AIM: Copy every entry precisely.
[Start]
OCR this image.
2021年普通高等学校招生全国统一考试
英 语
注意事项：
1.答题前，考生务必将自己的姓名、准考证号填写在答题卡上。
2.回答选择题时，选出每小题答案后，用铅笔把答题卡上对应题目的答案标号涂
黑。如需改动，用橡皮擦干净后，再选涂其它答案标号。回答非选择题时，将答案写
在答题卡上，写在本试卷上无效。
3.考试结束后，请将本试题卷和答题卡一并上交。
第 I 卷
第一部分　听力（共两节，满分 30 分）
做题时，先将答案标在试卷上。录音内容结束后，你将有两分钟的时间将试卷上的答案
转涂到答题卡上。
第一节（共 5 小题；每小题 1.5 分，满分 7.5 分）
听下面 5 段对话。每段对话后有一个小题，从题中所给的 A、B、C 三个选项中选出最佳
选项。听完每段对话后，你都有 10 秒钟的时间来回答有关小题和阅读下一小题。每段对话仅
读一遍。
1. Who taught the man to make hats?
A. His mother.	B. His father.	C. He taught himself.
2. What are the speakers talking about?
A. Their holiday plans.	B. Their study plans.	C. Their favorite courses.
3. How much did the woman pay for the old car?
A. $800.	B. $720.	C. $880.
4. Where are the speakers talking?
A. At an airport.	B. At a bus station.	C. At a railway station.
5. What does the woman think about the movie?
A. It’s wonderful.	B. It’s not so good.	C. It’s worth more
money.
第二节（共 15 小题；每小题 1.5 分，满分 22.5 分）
[End]
RESPONSE TO THIS TASK:
OCR this image.
2021年普通高等学校招生全国统一考试
英 语
注意事项：
1.答题前，考生务必将自己的姓名、准考证号填写在答题卡上。
2.回答选择题时，选出每小题答案后，用铅笔把答题卡上对应题目的答案标号涂
黑。如需改动，用橡皮擦干净后，再选涂其它答案标号。回答非选择题时，将答案写
在答题卡上，写在本试卷上无效。
3.考试结束后，请将本试题卷和答题卡一并上交。
第 I 卷
第一部分　听力（共两节，满分 30 分）
做题时，先将答案标在试卷上。录音内容结束后，你将有两分钟的时间将试卷上的答案
转涂到答题卡上。
第一节（共 5 小题；每小题 1.5 分，满分 7.5 分）
听下面 5 段对话。每段对话后有一个小题，从题中所给的 A、B、C 三个选项中选出最佳
选项。听完每段对话后，你都有 10 秒钟的时间来回答有关小题和阅读下一小题。每段对话仅
读一遍。
1. Who taught the man to make hats?
A. His mother.	B. His father.	C. He taught himself.
2. What are the speakers talking about?
A. Their holiday plans.	B. Their study plans.	C. Their favorite courses.
3. How much did the woman pay for the old car?
A. $800.	B. $720.	C. $880.
4. Where are the speakers talking?
A. At an airport.	B. At a bus station.	C. At a railway station.
5. What does the woman think about the movie?
A. It’s wonderful.	B. It’s not so good.	C. It’s worth more
money.
第二节（共 15 小题；每小题 1.5 分，满分 22.5 分）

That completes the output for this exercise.